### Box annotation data
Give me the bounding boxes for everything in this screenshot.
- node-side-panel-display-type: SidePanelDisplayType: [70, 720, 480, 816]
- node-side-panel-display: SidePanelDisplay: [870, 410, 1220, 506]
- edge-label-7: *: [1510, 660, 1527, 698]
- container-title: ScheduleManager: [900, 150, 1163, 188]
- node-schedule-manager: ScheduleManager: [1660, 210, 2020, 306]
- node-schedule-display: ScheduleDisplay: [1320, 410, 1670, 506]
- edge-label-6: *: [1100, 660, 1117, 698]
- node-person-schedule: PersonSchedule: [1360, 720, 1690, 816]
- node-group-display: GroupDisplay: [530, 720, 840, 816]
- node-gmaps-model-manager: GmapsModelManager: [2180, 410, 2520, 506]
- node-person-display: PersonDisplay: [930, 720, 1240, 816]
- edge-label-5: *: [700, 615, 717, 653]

### PROBLEM REQUIREMENTS
Copy these lines word for word, every one of them.

### SOLUTION FOR THIS EXERCISE
Give me the bounding boxes for everything in this screenshot.
- node-side-panel-display-type: SidePanelDisplayType: [70, 720, 480, 816]
- node-side-panel-display: SidePanelDisplay: [870, 410, 1220, 506]
- edge-label-7: *: [1510, 660, 1527, 698]
- container-title: ScheduleManager: [900, 150, 1163, 188]
- node-schedule-manager: ScheduleManager: [1660, 210, 2020, 306]
- node-schedule-display: ScheduleDisplay: [1320, 410, 1670, 506]
- edge-label-6: *: [1100, 660, 1117, 698]
- node-person-schedule: PersonSchedule: [1360, 720, 1690, 816]
- node-group-display: GroupDisplay: [530, 720, 840, 816]
- node-gmaps-model-manager: GmapsModelManager: [2180, 410, 2520, 506]
- node-person-display: PersonDisplay: [930, 720, 1240, 816]
- edge-label-5: *: [700, 615, 717, 653]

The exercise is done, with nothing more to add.